> **TASK DETAILS**
What is the number of lines in these entries that contain "this"? State it alone.

> **DATASET**
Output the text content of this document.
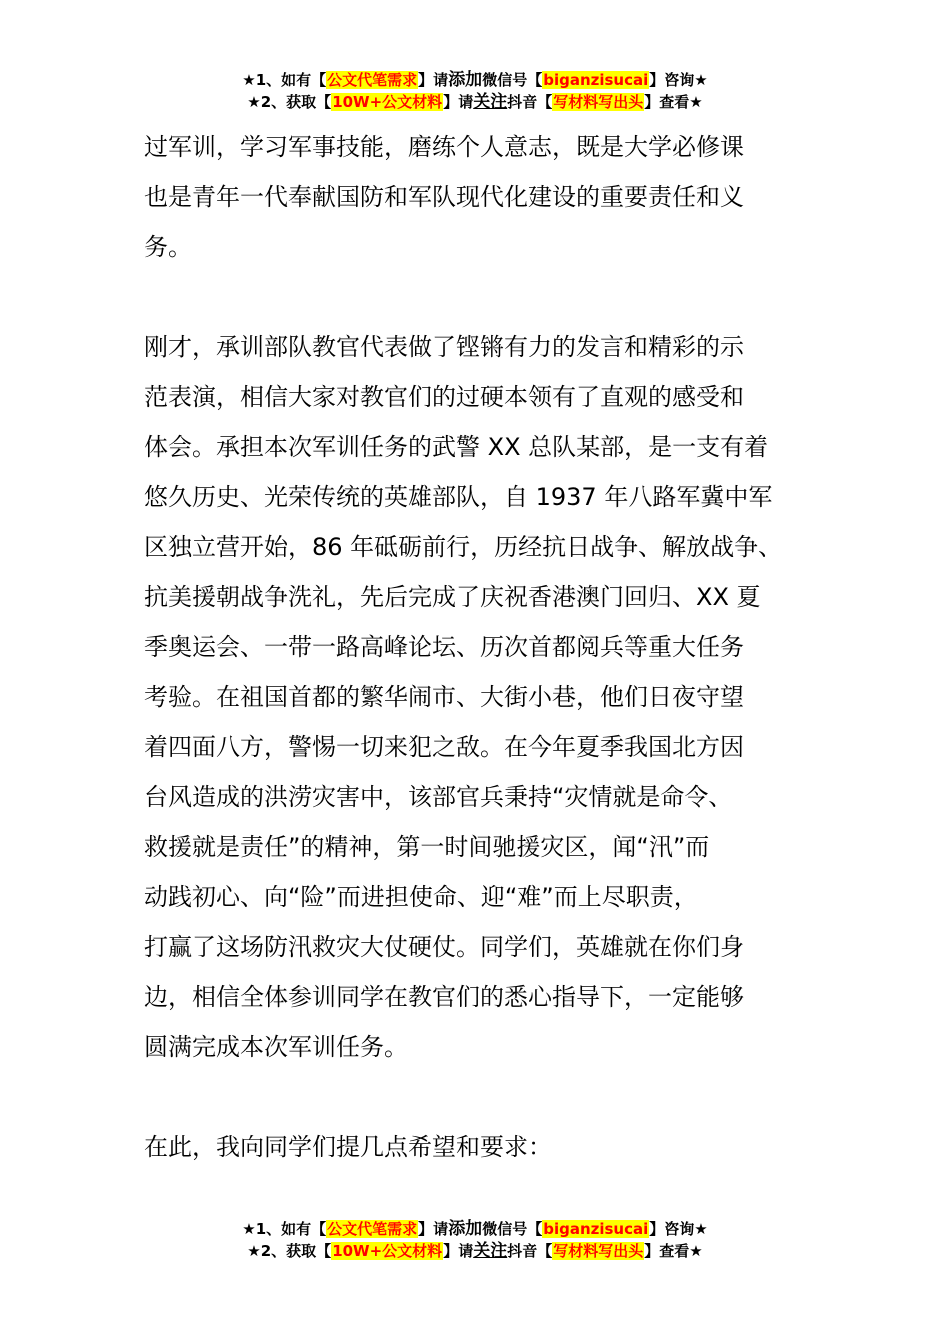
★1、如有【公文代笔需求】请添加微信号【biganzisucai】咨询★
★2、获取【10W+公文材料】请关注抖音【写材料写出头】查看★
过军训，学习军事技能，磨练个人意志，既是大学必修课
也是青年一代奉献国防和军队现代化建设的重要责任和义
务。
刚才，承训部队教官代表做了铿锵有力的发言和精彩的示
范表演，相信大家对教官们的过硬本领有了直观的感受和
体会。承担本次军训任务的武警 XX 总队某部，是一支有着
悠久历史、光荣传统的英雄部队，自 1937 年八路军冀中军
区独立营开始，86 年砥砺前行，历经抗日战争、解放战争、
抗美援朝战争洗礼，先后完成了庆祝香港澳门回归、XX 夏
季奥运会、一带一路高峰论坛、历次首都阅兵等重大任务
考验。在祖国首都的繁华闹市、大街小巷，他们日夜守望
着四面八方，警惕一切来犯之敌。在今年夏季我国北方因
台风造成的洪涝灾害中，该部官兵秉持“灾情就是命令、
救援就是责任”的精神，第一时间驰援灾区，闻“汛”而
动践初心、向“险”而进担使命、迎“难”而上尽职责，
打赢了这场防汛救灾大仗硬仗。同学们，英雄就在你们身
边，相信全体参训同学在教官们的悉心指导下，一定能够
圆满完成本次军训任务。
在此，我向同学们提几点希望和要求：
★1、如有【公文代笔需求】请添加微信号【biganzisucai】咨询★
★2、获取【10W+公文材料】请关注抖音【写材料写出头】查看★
---
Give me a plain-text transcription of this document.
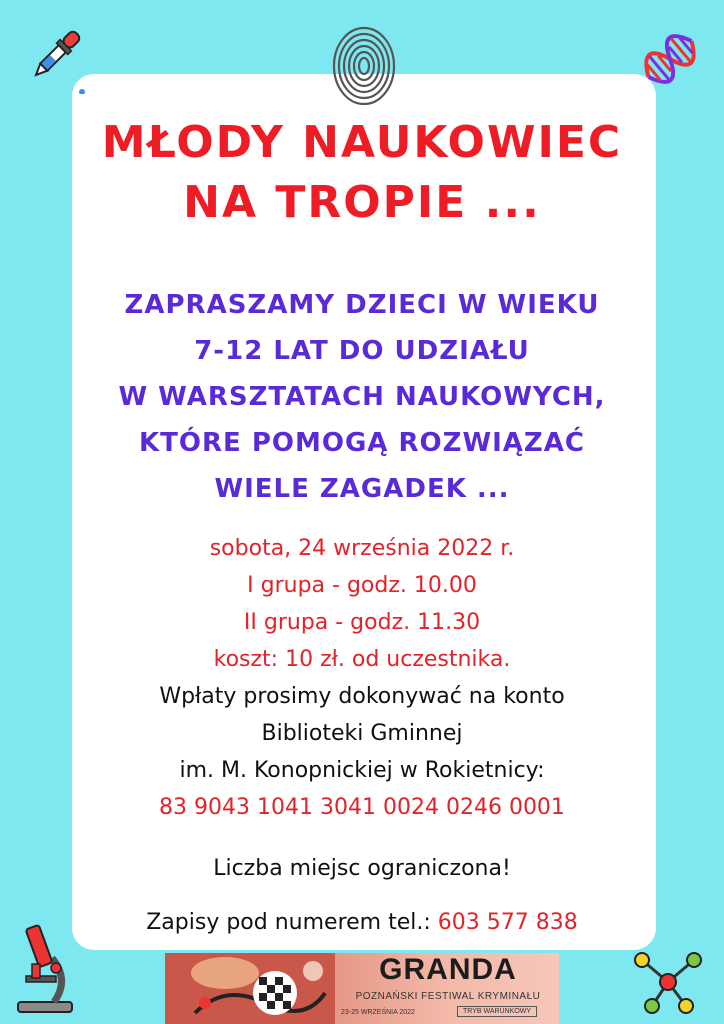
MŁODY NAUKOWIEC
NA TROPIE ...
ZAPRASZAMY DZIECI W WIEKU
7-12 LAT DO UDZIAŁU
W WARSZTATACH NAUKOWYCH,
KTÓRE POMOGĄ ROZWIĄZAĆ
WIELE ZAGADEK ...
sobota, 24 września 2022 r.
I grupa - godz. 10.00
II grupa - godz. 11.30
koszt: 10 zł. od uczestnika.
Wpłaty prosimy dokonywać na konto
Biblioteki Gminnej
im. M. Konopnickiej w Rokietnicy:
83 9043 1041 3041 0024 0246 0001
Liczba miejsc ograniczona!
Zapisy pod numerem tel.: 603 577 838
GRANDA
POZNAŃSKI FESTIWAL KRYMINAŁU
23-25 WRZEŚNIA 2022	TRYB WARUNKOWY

> **EXERCISE RESULT**
2